_TASK OBJECTIVE_
List each line of the data in which the string "document" appears.
** START PROVIDED RECORDS **
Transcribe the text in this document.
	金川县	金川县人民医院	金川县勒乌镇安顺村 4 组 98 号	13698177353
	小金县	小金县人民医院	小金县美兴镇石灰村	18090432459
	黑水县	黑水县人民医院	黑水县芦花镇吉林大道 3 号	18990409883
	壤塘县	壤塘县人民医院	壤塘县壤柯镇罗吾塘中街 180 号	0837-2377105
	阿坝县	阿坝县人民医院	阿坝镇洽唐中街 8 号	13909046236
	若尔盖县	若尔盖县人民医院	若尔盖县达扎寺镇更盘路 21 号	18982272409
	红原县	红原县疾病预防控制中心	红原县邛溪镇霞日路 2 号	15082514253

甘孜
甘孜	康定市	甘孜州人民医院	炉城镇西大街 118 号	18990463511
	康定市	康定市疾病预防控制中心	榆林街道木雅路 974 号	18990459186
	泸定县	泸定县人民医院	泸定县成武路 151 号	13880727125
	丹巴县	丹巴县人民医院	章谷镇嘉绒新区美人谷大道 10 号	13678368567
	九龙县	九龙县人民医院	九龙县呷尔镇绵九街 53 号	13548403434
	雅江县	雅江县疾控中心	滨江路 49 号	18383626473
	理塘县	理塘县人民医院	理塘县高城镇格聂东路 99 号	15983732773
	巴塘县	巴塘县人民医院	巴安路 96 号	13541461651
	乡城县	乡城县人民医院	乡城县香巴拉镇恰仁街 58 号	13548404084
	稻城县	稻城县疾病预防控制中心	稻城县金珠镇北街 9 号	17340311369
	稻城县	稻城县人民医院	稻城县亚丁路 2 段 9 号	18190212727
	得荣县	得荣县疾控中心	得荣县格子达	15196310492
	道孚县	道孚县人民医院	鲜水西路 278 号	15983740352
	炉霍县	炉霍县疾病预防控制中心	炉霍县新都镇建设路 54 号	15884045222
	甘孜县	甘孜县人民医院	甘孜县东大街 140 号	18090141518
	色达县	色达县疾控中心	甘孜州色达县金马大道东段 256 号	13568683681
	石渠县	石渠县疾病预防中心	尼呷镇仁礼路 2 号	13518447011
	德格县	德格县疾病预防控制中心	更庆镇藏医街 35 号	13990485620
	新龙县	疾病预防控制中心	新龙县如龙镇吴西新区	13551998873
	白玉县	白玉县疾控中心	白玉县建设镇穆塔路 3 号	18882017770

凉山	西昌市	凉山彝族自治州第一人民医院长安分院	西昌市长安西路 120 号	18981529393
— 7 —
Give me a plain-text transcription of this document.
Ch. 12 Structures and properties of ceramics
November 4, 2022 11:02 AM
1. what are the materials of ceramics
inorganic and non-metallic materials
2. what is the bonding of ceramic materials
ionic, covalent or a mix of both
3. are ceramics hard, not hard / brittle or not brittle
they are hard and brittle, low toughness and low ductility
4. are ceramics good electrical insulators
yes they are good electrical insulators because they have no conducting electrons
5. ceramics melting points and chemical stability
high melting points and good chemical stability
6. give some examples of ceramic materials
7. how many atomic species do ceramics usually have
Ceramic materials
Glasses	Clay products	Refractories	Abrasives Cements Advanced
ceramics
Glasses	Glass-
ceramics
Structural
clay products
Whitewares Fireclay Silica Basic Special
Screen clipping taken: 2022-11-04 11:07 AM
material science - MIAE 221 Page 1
** END PROVIDED RECORDS **
_ANSWER IN FULL_
Transcribe the text in this document.
Give me a plain-text transcription of this document.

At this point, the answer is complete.